Begin Recorded data

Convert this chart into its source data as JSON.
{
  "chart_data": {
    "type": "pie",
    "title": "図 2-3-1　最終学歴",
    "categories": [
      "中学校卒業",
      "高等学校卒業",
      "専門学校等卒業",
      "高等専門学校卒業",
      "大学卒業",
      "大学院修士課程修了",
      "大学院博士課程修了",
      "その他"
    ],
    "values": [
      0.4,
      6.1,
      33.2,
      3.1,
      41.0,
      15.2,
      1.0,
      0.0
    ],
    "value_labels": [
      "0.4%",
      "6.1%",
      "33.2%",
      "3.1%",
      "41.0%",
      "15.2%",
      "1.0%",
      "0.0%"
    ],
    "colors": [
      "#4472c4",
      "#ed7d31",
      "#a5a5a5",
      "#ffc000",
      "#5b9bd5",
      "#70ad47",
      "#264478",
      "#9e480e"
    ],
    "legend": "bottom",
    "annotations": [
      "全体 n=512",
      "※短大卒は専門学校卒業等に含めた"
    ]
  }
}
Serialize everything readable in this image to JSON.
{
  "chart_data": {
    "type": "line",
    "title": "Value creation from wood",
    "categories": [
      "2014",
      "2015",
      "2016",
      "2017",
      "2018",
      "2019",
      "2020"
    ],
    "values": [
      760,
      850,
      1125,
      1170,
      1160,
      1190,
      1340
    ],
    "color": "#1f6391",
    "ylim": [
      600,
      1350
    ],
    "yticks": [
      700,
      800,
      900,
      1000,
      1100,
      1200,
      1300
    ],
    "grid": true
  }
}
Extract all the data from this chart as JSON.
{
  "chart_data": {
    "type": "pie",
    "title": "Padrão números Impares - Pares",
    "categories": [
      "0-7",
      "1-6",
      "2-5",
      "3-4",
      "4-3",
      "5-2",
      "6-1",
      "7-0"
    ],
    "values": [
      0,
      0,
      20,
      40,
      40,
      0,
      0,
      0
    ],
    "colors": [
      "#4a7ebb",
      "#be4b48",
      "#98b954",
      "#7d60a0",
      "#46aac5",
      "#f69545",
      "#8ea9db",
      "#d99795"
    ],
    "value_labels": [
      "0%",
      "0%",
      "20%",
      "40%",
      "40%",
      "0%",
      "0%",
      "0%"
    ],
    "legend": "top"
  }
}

End Recorded data

What the task requires: Please output every record, keeping each line exact.

Result:
Convert this chart into its source data as JSON.
{
  "chart_data": {
    "type": "pie",
    "title": "図 2-3-1　最終学歴",
    "categories": [
      "中学校卒業",
      "高等学校卒業",
      "専門学校等卒業",
      "高等専門学校卒業",
      "大学卒業",
      "大学院修士課程修了",
      "大学院博士課程修了",
      "その他"
    ],
    "values": [
      0.4,
      6.1,
      33.2,
      3.1,
      41.0,
      15.2,
      1.0,
      0.0
    ],
    "value_labels": [
      "0.4%",
      "6.1%",
      "33.2%",
      "3.1%",
      "41.0%",
      "15.2%",
      "1.0%",
      "0.0%"
    ],
    "colors": [
      "#4472c4",
      "#ed7d31",
      "#a5a5a5",
      "#ffc000",
      "#5b9bd5",
      "#70ad47",
      "#264478",
      "#9e480e"
    ],
    "legend": "bottom",
    "annotations": [
      "全体 n=512",
      "※短大卒は専門学校卒業等に含めた"
    ]
  }
}
Serialize everything readable in this image to JSON.
{
  "chart_data": {
    "type": "line",
    "title": "Value creation from wood",
    "categories": [
      "2014",
      "2015",
      "2016",
      "2017",
      "2018",
      "2019",
      "2020"
    ],
    "values": [
      760,
      850,
      1125,
      1170,
      1160,
      1190,
      1340
    ],
    "color": "#1f6391",
    "ylim": [
      600,
      1350
    ],
    "yticks": [
      700,
      800,
      900,
      1000,
      1100,
      1200,
      1300
    ],
    "grid": true
  }
}
Extract all the data from this chart as JSON.
{
  "chart_data": {
    "type": "pie",
    "title": "Padrão números Impares - Pares",
    "categories": [
      "0-7",
      "1-6",
      "2-5",
      "3-4",
      "4-3",
      "5-2",
      "6-1",
      "7-0"
    ],
    "values": [
      0,
      0,
      20,
      40,
      40,
      0,
      0,
      0
    ],
    "colors": [
      "#4a7ebb",
      "#be4b48",
      "#98b954",
      "#7d60a0",
      "#46aac5",
      "#f69545",
      "#8ea9db",
      "#d99795"
    ],
    "value_labels": [
      "0%",
      "0%",
      "20%",
      "40%",
      "40%",
      "0%",
      "0%",
      "0%"
    ],
    "legend": "top"
  }
}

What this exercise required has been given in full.